*Task input:*
:::::

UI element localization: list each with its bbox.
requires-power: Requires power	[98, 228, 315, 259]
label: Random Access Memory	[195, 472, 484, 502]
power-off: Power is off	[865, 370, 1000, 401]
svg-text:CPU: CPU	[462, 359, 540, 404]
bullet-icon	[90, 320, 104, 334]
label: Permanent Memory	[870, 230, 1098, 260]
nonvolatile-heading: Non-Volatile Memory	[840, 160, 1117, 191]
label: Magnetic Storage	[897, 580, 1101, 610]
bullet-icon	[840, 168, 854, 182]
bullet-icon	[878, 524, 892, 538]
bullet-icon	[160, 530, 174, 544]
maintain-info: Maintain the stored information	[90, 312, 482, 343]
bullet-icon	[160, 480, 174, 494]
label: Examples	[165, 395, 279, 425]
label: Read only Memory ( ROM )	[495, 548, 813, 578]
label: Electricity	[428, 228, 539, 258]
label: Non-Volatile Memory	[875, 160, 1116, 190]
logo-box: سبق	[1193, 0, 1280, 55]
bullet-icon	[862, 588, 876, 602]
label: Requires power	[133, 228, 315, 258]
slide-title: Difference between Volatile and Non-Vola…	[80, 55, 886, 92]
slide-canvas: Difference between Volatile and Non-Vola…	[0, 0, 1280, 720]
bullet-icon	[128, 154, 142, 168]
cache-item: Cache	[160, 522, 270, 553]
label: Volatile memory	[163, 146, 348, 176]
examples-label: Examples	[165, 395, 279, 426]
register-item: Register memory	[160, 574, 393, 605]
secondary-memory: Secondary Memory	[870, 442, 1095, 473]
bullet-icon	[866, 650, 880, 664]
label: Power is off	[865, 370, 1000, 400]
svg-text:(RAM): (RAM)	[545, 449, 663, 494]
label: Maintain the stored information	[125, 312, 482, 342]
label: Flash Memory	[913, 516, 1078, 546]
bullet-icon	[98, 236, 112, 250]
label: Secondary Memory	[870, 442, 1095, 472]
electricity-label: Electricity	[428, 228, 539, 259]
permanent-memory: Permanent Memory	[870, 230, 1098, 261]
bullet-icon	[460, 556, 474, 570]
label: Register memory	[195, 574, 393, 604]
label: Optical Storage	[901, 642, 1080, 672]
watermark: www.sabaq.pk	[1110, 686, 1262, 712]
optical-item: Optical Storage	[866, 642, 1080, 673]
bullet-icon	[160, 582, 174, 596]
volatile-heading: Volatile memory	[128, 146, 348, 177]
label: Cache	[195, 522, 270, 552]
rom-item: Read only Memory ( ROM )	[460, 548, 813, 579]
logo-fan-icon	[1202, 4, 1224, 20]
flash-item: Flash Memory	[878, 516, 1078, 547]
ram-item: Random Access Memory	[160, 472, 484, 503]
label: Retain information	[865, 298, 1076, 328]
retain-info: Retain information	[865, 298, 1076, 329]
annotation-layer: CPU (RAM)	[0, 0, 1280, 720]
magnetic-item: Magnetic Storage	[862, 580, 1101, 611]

:::::

Return every line of the records above unchanged and in the same order.

UI element localization: list each with its bbox.
requires-power: Requires power	[98, 228, 315, 259]
label: Random Access Memory	[195, 472, 484, 502]
power-off: Power is off	[865, 370, 1000, 401]
svg-text:CPU: CPU	[462, 359, 540, 404]
bullet-icon	[90, 320, 104, 334]
label: Permanent Memory	[870, 230, 1098, 260]
nonvolatile-heading: Non-Volatile Memory	[840, 160, 1117, 191]
label: Magnetic Storage	[897, 580, 1101, 610]
bullet-icon	[840, 168, 854, 182]
bullet-icon	[878, 524, 892, 538]
bullet-icon	[160, 530, 174, 544]
maintain-info: Maintain the stored information	[90, 312, 482, 343]
bullet-icon	[160, 480, 174, 494]
label: Examples	[165, 395, 279, 425]
label: Read only Memory ( ROM )	[495, 548, 813, 578]
label: Electricity	[428, 228, 539, 258]
label: Non-Volatile Memory	[875, 160, 1116, 190]
logo-box: سبق	[1193, 0, 1280, 55]
bullet-icon	[862, 588, 876, 602]
label: Requires power	[133, 228, 315, 258]
slide-title: Difference between Volatile and Non-Vola…	[80, 55, 886, 92]
slide-canvas: Difference between Volatile and Non-Vola…	[0, 0, 1280, 720]
bullet-icon	[128, 154, 142, 168]
cache-item: Cache	[160, 522, 270, 553]
label: Volatile memory	[163, 146, 348, 176]
examples-label: Examples	[165, 395, 279, 426]
register-item: Register memory	[160, 574, 393, 605]
secondary-memory: Secondary Memory	[870, 442, 1095, 473]
bullet-icon	[866, 650, 880, 664]
label: Power is off	[865, 370, 1000, 400]
svg-text:(RAM): (RAM)	[545, 449, 663, 494]
label: Maintain the stored information	[125, 312, 482, 342]
label: Flash Memory	[913, 516, 1078, 546]
bullet-icon	[98, 236, 112, 250]
label: Secondary Memory	[870, 442, 1095, 472]
electricity-label: Electricity	[428, 228, 539, 259]
permanent-memory: Permanent Memory	[870, 230, 1098, 261]
bullet-icon	[460, 556, 474, 570]
label: Register memory	[195, 574, 393, 604]
label: Optical Storage	[901, 642, 1080, 672]
watermark: www.sabaq.pk	[1110, 686, 1262, 712]
optical-item: Optical Storage	[866, 642, 1080, 673]
bullet-icon	[160, 582, 174, 596]
volatile-heading: Volatile memory	[128, 146, 348, 177]
label: Cache	[195, 522, 270, 552]
rom-item: Read only Memory ( ROM )	[460, 548, 813, 579]
logo-fan-icon	[1202, 4, 1224, 20]
flash-item: Flash Memory	[878, 516, 1078, 547]
ram-item: Random Access Memory	[160, 472, 484, 503]
label: Retain information	[865, 298, 1076, 328]
retain-info: Retain information	[865, 298, 1076, 329]
annotation-layer: CPU (RAM)	[0, 0, 1280, 720]
magnetic-item: Magnetic Storage	[862, 580, 1101, 611]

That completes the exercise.